▸ Task details: Return each line of the listing that has the word "skönare" in it.

▸ Dataset:
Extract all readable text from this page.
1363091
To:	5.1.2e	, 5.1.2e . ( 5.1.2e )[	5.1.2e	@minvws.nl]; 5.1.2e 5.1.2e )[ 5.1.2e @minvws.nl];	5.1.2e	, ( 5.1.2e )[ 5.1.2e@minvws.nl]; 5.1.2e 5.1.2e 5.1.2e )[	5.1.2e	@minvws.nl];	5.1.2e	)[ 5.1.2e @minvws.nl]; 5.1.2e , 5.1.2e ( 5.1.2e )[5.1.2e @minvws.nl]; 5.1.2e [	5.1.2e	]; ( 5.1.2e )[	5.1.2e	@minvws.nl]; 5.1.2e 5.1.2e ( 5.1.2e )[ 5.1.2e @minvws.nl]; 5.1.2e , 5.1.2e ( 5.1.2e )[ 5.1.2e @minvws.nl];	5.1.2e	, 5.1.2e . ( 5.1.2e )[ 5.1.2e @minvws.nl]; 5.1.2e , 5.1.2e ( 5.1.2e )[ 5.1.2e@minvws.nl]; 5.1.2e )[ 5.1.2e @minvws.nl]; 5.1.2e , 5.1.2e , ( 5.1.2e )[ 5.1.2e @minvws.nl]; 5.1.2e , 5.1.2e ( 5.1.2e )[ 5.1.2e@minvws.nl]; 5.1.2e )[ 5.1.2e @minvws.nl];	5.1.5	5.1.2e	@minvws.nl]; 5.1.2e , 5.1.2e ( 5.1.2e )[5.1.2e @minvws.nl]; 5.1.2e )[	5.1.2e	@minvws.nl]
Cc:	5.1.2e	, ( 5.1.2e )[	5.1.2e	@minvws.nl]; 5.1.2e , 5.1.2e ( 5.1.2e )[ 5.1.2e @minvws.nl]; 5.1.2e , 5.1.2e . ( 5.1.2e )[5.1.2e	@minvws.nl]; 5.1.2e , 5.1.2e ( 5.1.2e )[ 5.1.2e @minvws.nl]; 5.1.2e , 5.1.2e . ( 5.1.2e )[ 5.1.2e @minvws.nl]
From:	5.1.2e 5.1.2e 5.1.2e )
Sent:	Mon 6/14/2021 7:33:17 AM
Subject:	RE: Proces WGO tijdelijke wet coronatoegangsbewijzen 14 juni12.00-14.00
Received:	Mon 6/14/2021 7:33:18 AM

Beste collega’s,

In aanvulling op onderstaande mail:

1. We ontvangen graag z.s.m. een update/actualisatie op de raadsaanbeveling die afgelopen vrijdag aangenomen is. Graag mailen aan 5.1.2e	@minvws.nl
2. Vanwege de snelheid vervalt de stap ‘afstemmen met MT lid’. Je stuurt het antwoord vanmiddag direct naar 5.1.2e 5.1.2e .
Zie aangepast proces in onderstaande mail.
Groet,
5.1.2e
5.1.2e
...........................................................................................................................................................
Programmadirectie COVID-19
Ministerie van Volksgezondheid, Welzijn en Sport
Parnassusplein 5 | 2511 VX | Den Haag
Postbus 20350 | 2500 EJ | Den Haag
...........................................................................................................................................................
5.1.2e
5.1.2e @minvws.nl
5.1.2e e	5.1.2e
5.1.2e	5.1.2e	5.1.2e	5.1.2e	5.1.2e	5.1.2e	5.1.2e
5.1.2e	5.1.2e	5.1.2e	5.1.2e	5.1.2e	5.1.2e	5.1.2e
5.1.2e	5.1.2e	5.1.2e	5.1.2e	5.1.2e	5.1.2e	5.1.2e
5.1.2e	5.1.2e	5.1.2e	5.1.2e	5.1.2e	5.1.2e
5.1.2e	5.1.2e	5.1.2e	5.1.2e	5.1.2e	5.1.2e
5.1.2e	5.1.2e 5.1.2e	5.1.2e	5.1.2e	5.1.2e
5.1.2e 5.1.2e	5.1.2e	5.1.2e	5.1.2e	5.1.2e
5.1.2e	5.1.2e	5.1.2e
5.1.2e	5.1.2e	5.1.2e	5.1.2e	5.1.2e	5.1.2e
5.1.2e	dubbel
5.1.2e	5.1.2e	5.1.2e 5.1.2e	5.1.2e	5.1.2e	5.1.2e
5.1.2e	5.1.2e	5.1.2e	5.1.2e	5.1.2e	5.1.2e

* * *

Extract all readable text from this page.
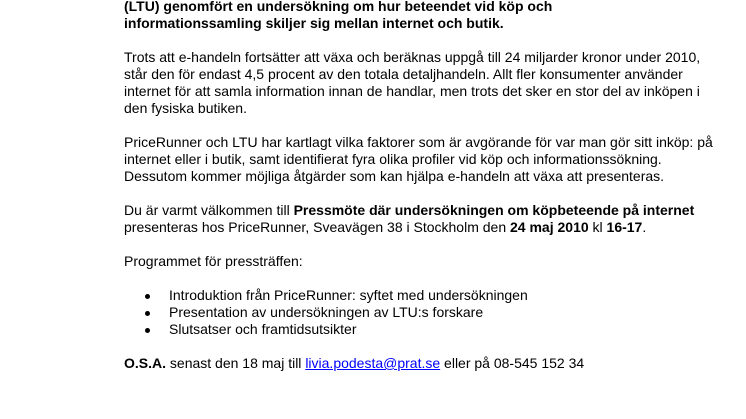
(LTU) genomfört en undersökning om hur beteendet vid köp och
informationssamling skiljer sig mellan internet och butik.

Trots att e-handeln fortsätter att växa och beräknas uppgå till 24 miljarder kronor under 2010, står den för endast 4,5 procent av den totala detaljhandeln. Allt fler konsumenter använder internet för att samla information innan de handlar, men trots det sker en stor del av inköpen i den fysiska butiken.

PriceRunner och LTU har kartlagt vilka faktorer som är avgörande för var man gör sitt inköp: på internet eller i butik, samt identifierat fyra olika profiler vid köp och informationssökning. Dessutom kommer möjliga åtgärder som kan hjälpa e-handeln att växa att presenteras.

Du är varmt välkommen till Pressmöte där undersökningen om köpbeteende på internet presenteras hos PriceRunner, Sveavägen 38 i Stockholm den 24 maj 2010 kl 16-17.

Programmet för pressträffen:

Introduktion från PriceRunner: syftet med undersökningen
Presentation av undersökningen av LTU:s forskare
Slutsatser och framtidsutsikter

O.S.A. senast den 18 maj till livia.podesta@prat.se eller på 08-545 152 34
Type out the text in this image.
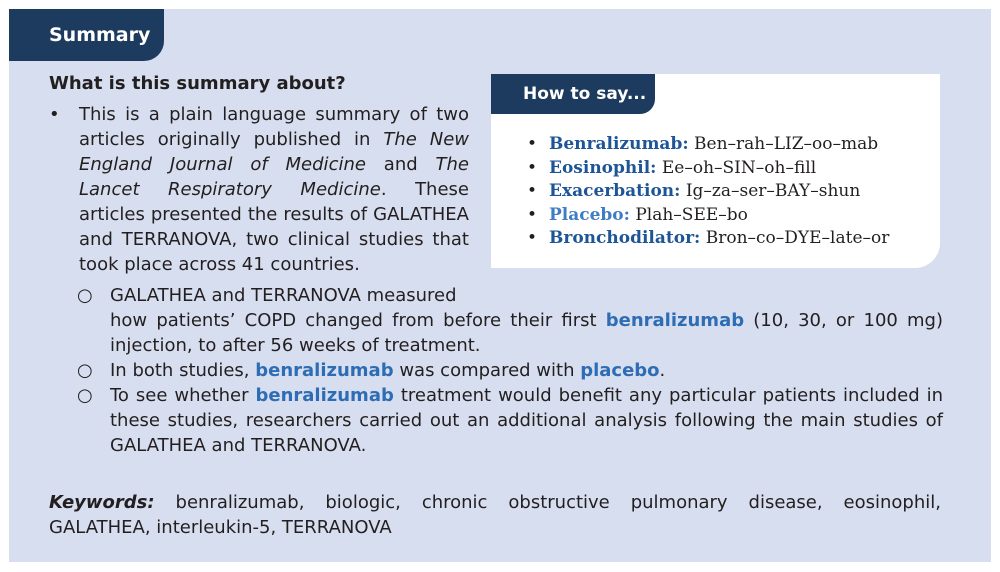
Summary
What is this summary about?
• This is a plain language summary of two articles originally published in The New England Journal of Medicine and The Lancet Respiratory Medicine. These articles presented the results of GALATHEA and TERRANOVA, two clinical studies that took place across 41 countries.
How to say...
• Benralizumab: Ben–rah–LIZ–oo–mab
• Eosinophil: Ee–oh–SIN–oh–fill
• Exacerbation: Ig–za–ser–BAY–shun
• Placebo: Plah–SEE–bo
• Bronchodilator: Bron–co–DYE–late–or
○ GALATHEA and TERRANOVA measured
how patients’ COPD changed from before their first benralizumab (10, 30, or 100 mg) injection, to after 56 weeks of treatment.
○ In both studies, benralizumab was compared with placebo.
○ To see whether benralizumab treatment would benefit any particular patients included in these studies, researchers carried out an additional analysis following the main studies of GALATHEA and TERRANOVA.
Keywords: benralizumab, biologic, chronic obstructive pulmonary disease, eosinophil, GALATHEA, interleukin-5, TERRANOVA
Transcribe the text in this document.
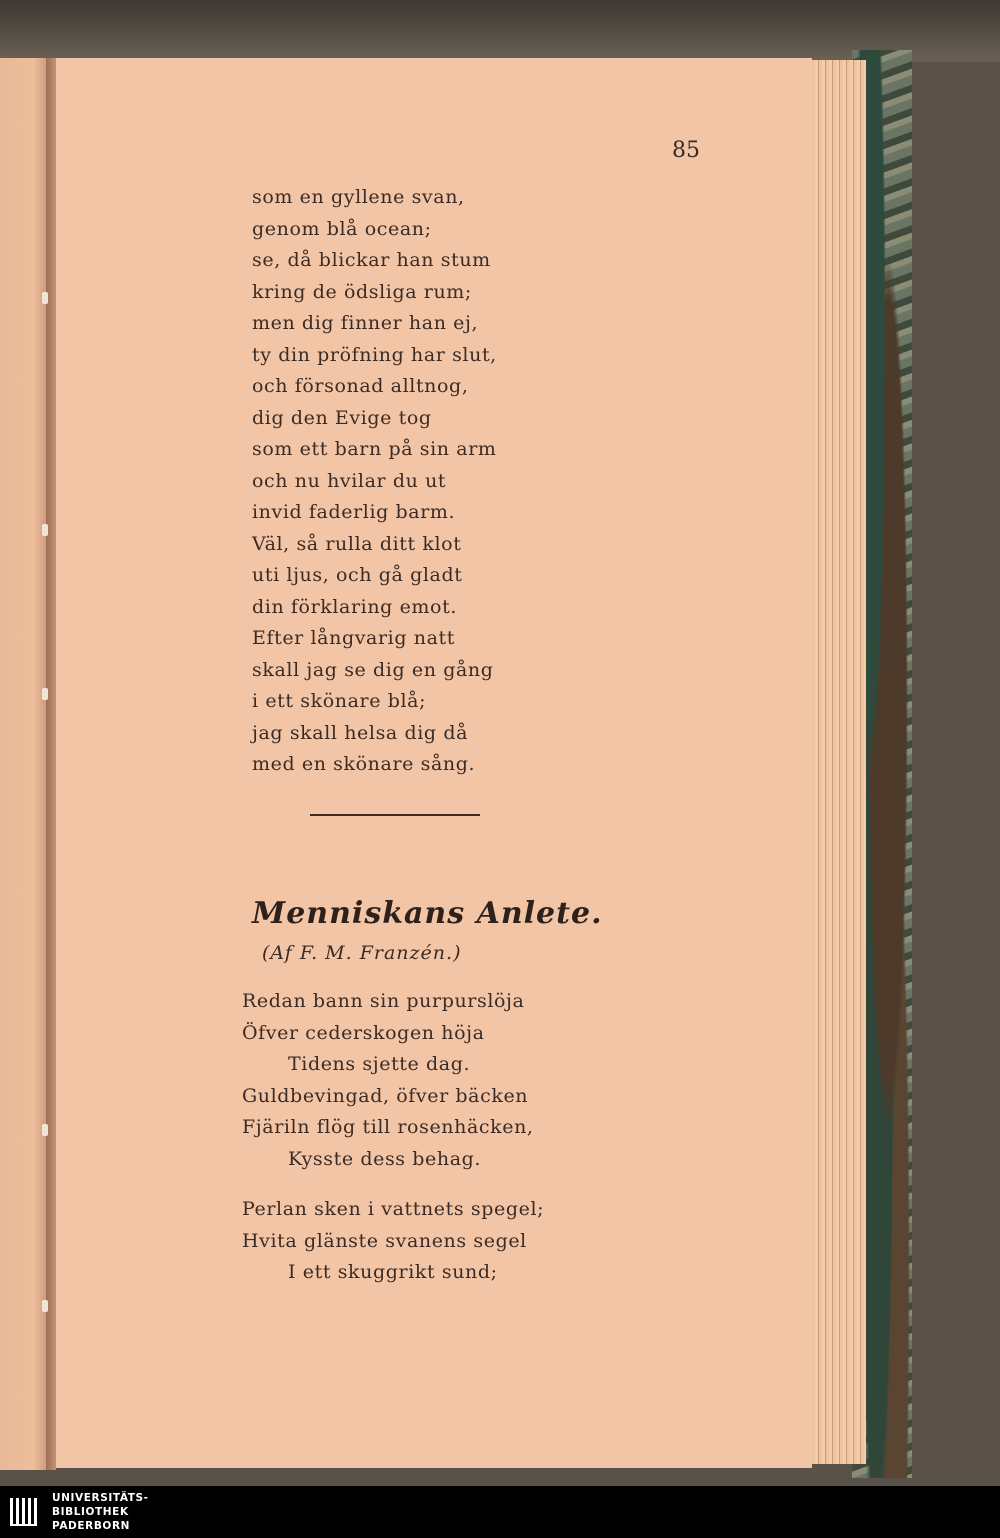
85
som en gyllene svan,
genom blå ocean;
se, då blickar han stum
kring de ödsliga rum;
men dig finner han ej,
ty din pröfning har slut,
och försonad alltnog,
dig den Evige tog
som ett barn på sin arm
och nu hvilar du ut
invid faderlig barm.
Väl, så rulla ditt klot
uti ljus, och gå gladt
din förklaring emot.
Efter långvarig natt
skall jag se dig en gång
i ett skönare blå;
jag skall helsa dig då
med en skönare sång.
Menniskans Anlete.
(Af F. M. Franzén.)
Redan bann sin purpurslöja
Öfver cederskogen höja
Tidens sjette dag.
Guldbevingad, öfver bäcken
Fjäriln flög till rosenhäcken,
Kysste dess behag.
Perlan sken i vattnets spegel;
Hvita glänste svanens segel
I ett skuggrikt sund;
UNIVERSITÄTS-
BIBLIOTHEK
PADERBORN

--

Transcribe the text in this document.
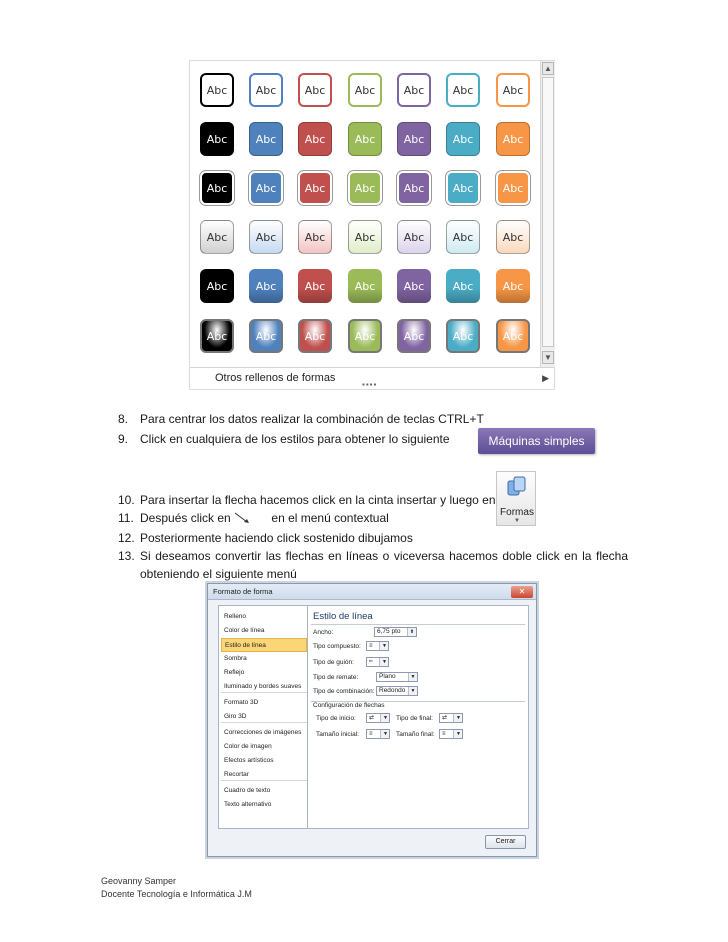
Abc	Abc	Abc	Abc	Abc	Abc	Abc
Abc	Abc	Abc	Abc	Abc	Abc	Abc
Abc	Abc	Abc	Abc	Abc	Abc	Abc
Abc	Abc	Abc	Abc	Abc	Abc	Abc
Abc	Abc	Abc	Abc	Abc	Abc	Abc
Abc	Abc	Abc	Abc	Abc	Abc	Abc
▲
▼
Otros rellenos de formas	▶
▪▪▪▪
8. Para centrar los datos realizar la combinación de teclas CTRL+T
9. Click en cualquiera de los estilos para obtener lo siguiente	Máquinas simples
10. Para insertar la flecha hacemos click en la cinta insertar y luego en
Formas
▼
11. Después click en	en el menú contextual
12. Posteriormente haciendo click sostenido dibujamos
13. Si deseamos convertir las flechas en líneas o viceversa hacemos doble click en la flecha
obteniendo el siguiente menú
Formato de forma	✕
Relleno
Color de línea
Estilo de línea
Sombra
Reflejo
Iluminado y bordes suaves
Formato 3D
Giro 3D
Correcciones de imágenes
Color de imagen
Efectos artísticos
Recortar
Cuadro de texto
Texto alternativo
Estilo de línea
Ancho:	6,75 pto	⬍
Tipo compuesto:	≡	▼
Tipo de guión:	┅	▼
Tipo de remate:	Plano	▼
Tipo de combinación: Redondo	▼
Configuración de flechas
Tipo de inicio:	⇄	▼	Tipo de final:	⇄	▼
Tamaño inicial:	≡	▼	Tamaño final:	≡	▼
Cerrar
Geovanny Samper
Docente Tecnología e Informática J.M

▸ Answer for the task:
i ett skönare blå;
med en skönare sång.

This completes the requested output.